■ Short task
Go through the entries below and collect each line with the string "спартанец" in it.

■ Recorded data
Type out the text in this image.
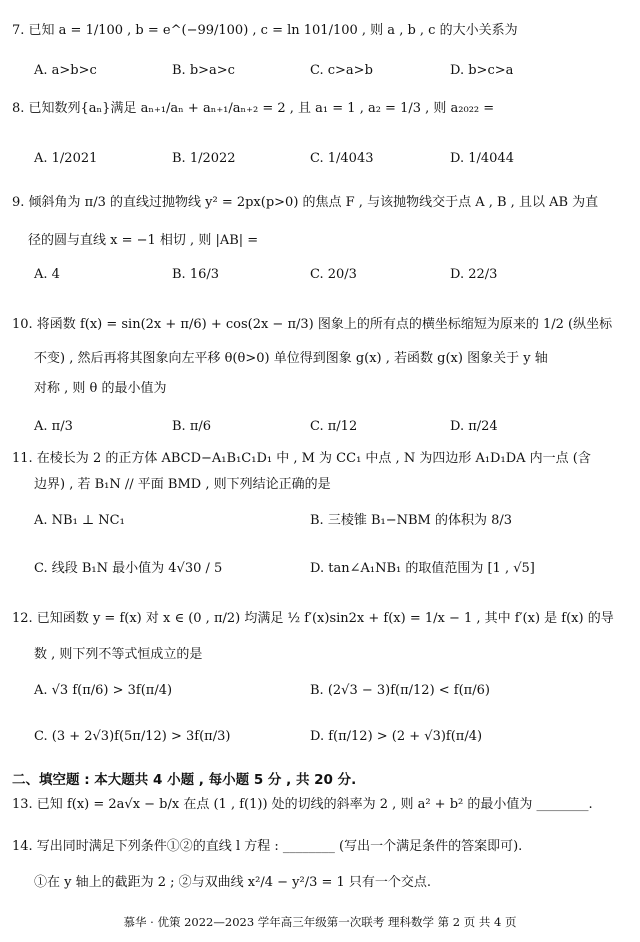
7. 已知 a = 1/100 , b = e^(−99/100) , c = ln 101/100 , 则 a , b , c 的大小关系为
A. a>b>c	B. b>a>c	C. c>a>b	D. b>c>a
8. 已知数列{aₙ}满足 aₙ₊₁/aₙ + aₙ₊₁/aₙ₊₂ = 2 , 且 a₁ = 1 , a₂ = 1/3 , 则 a₂₀₂₂ =
A. 1/2021	B. 1/2022	C. 1/4043	D. 1/4044
9. 倾斜角为 π/3 的直线过抛物线 y² = 2px(p>0) 的焦点 F , 与该抛物线交于点 A , B , 且以 AB 为直
径的圆与直线 x = −1 相切 , 则 |AB| =
A. 4	B. 16/3	C. 20/3	D. 22/3
10. 将函数 f(x) = sin(2x + π/6) + cos(2x − π/3) 图象上的所有点的横坐标缩短为原来的 1/2 (纵坐标
不变) , 然后再将其图象向左平移 θ(θ>0) 单位得到图象 g(x) , 若函数 g(x) 图象关于 y 轴
对称 , 则 θ 的最小值为
A. π/3	B. π/6	C. π/12	D. π/24
11. 在棱长为 2 的正方体 ABCD−A₁B₁C₁D₁ 中 , M 为 CC₁ 中点 , N 为四边形 A₁D₁DA 内一点 (含
边界) , 若 B₁N // 平面 BMD , 则下列结论正确的是
A. NB₁ ⊥ NC₁	B. 三棱锥 B₁−NBM 的体积为 8/3
C. 线段 B₁N 最小值为 4√30 / 5	D. tan∠A₁NB₁ 的取值范围为 [1 , √5]
12. 已知函数 y = f(x) 对 x ∈ (0 , π/2) 均满足 ½ f′(x)sin2x + f(x) = 1/x − 1 , 其中 f′(x) 是 f(x) 的导
数 , 则下列不等式恒成立的是
A. √3 f(π/6) > 3f(π/4)	B. (2√3 − 3)f(π/12) < f(π/6)
C. (3 + 2√3)f(5π/12) > 3f(π/3)	D. f(π/12) > (2 + √3)f(π/4)
二、填空题 : 本大题共 4 小题 , 每小题 5 分 , 共 20 分.
13. 已知 f(x) = 2a√x − b/x 在点 (1 , f(1)) 处的切线的斜率为 2 , 则 a² + b² 的最小值为 ________.
14. 写出同时满足下列条件①②的直线 l 方程 : ________ (写出一个满足条件的答案即可).
①在 y 轴上的截距为 2 ; ②与双曲线 x²/4 − y²/3 = 1 只有一个交点.
慕华 · 优策 2022—2023 学年高三年级第一次联考 理科数学 第 2 页 共 4 页
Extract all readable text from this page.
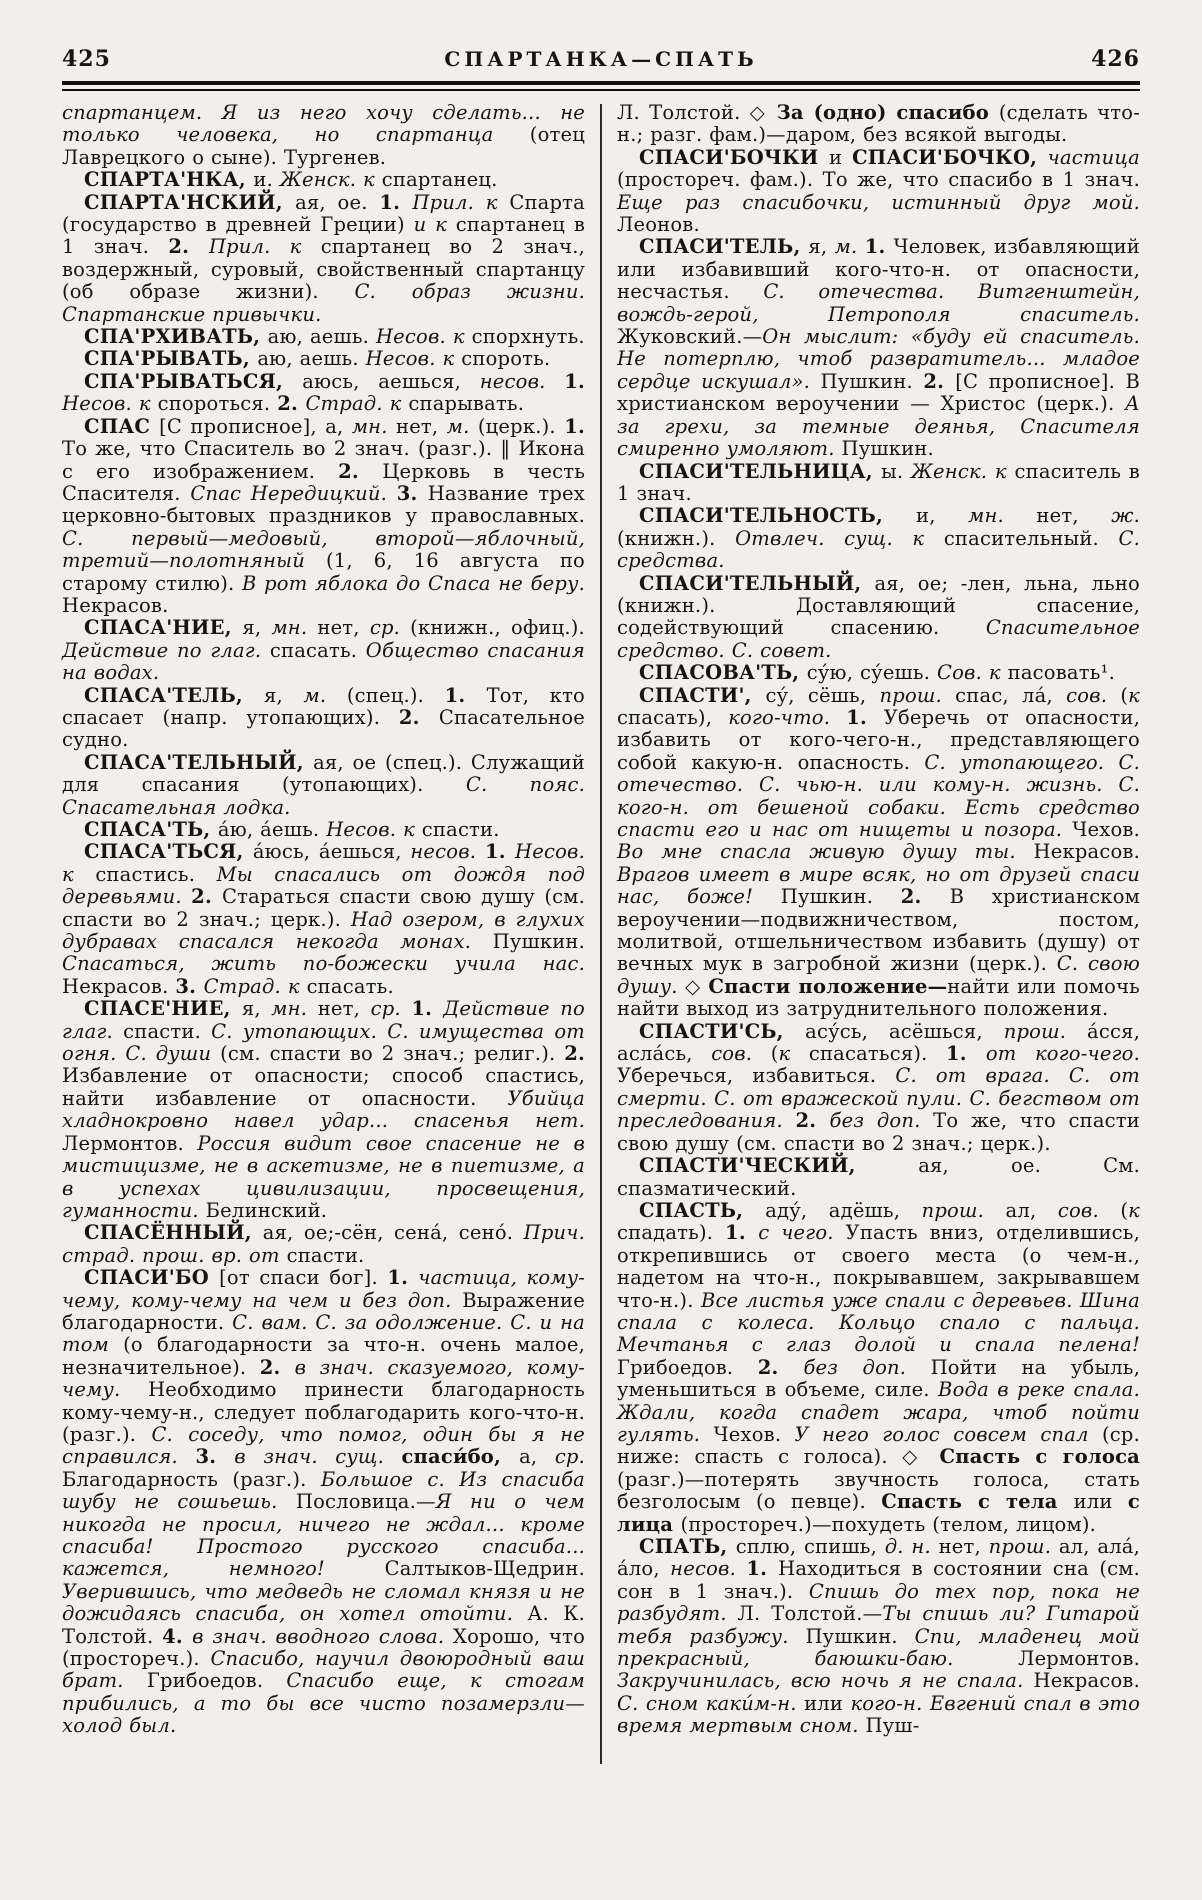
425	СПАРТАНКА—СПАТЬ	426

спартанцем. Я из него хочу сделать... не только человека, но спартанца (отец Лаврецкого о сыне). Тургенев.

СПАРТА'НКА, и. Женск. к спартанец.

СПАРТА'НСКИЙ, ая, ое. 1. Прил. к Спарта (государство в древней Греции) и к спартанец в 1 знач. 2. Прил. к спартанец во 2 знач., воздержный, суровый, свойственный спартанцу (об образе жизни). С. образ жизни. Спартанские привычки.

СПА'РХИВАТЬ, аю, аешь. Несов. к спорхнуть.

СПА'РЫВАТЬ, аю, аешь. Несов. к спороть.

СПА'РЫВАТЬСЯ, аюсь, аешься, несов. 1. Несов. к спороться. 2. Страд. к спарывать.

СПАС [С прописное], а, мн. нет, м. (церк.). 1. То же, что Спаситель во 2 знач. (разг.). ‖ Икона с его изображением. 2. Церковь в честь Спасителя. Спас Нередицкий. 3. Название трех церковно-бытовых праздников у православных. С. первый—медовый, второй—яблочный, третий—полотняный (1, 6, 16 августа по старому стилю). В рот яблока до Спаса не беру. Некрасов.

СПАСА'НИЕ, я, мн. нет, ср. (книжн., офиц.). Действие по глаг. спасать. Общество спасания на водах.

СПАСА'ТЕЛЬ, я, м. (спец.). 1. Тот, кто спасает (напр. утопающих). 2. Спасательное судно.

СПАСА'ТЕЛЬНЫЙ, ая, ое (спец.). Служащий для спасания (утопающих). С. пояс. Спасательная лодка.

СПАСА'ТЬ, а́ю, а́ешь. Несов. к спасти.

СПАСА'ТЬСЯ, а́юсь, а́ешься, несов. 1. Несов. к спастись. Мы спасались от дождя под деревьями. 2. Стараться спасти свою душу (см. спасти во 2 знач.; церк.). Над озером, в глухих дубравах спасался некогда монах. Пушкин. Спасаться, жить по-божески учила нас. Некрасов. 3. Страд. к спасать.

СПАСЕ'НИЕ, я, мн. нет, ср. 1. Действие по глаг. спасти. С. утопающих. С. имущества от огня. С. души (см. спасти во 2 знач.; религ.). 2. Избавление от опасности; способ спастись, найти избавление от опасности. Убийца хладнокровно навел удар... спасенья нет. Лермонтов. Россия видит свое спасение не в мистицизме, не в аскетизме, не в пиетизме, а в успехах цивилизации, просвещения, гуманности. Белинский.

СПАСЁННЫЙ, ая, ое;-сён, сена́, сено́. Прич. страд. прош. вр. от спасти.

СПАСИ'БО [от спаси бог]. 1. частица, кому-чему, кому-чему на чем и без доп. Выражение благодарности. С. вам. С. за одолжение. С. и на том (о благодарности за что-н. очень малое, незначительное). 2. в знач. сказуемого, кому-чему. Необходимо принести благодарность кому-чему-н., следует поблагодарить кого-что-н. (разг.). С. соседу, что помог, один бы я не справился. 3. в знач. сущ. спаси́бо, а, ср. Благодарность (разг.). Большое с. Из спасиба шубу не сошьешь. Пословица.—Я ни о чем никогда не просил, ничего не ждал... кроме спасиба! Простого русского спасиба... кажется, немного! Салтыков-Щедрин. Уверившись, что медведь не сломал князя и не дожидаясь спасиба, он хотел отойти. А. К. Толстой. 4. в знач. вводного слова. Хорошо, что (простореч.). Спасибо, научил двоюродный ваш брат. Грибоедов. Спасибо еще, к стогам прибились, а то бы все чисто позамерзли—холод был.

Л. Толстой. ◇ За (одно) спасибо (сделать что-н.; разг. фам.)—даром, без всякой выгоды.

СПАСИ'БОЧКИ и СПАСИ'БОЧКО, частица (простореч. фам.). То же, что спасибо в 1 знач. Еще раз спасибочки, истинный друг мой. Леонов.

СПАСИ'ТЕЛЬ, я, м. 1. Человек, избавляющий или избавивший кого-что-н. от опасности, несчастья. С. отечества. Витгенштейн, вождь-герой, Петрополя спаситель. Жуковский.—Он мыслит: «буду ей спаситель. Не потерплю, чтоб развратитель... младое сердце искушал». Пушкин. 2. [С прописное]. В христианском вероучении — Христос (церк.). А за грехи, за темные деянья, Спасителя смиренно умоляют. Пушкин.

СПАСИ'ТЕЛЬНИЦА, ы. Женск. к спаситель в 1 знач.

СПАСИ'ТЕЛЬНОСТЬ, и, мн. нет, ж. (книжн.). Отвлеч. сущ. к спасительный. С. средства.

СПАСИ'ТЕЛЬНЫЙ, ая, ое; -лен, льна, льно (книжн.). Доставляющий спасение, содействующий спасению. Спасительное средство. С. совет.

СПАСОВА'ТЬ, су́ю, су́ешь. Сов. к пасовать¹.

СПАСТИ', су́, сёшь, прош. спас, ла́, сов. (к спасать), кого-что. 1. Уберечь от опасности, избавить от кого-чего-н., представляющего собой какую-н. опасность. С. утопающего. С. отечество. С. чью-н. или кому-н. жизнь. С. кого-н. от бешеной собаки. Есть средство спасти его и нас от нищеты и позора. Чехов. Во мне спасла живую душу ты. Некрасов. Врагов имеет в мире всяк, но от друзей спаси нас, боже! Пушкин. 2. В христианском вероучении—подвижничеством, постом, молитвой, отшельничеством избавить (душу) от вечных мук в загробной жизни (церк.). С. свою душу. ◇ Спасти положение—найти или помочь найти выход из затруднительного положения.

СПАСТИ'СЬ, асу́сь, асёшься, прош. а́сся, асла́сь, сов. (к спасаться). 1. от кого-чего. Уберечься, избавиться. С. от врага. С. от смерти. С. от вражеской пули. С. бегством от преследования. 2. без доп. То же, что спасти свою душу (см. спасти во 2 знач.; церк.).

СПАСТИ'ЧЕСКИЙ, ая, ое. См. спазматический.

СПАСТЬ, аду́, адёшь, прош. ал, сов. (к спадать). 1. с чего. Упасть вниз, отделившись, открепившись от своего места (о чем-н., надетом на что-н., покрывавшем, закрывавшем что-н.). Все листья уже спали с деревьев. Шина спала с колеса. Кольцо спало с пальца. Мечтанья с глаз долой и спала пелена! Грибоедов. 2. без доп. Пойти на убыль, уменьшиться в объеме, силе. Вода в реке спала. Ждали, когда спадет жара, чтоб пойти гулять. Чехов. У него голос совсем спал (ср. ниже: спасть с голоса). ◇ Спасть с голоса (разг.)—потерять звучность голоса, стать безголосым (о певце). Спасть с тела или с лица (простореч.)—похудеть (телом, лицом).

СПАТЬ, сплю, спишь, д. н. нет, прош. ал, ала́, а́ло, несов. 1. Находиться в состоянии сна (см. сон в 1 знач.). Спишь до тех пор, пока не разбудят. Л. Толстой.—Ты спишь ли? Гитарой тебя разбужу. Пушкин. Спи, младенец мой прекрасный, баюшки-баю. Лермонтов. Закручинилась, всю ночь я не спала. Некрасов. С. сном каки́м-н. или кого-н. Евгений спал в это время мертвым сном. Пуш-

■ Answer to the task
СПАРТА'НКА, и. Женск. к спартанец.
СПАРТА'НСКИЙ, ая, ое. 1. Прил. к Спарта (государство в древней Греции) и к спартанец в 1 знач. 2. Прил. к спартанец во 2 знач., воздержный, суровый, свойственный спартанцу (об образе жизни). С. образ жизни. Спартанские привычки.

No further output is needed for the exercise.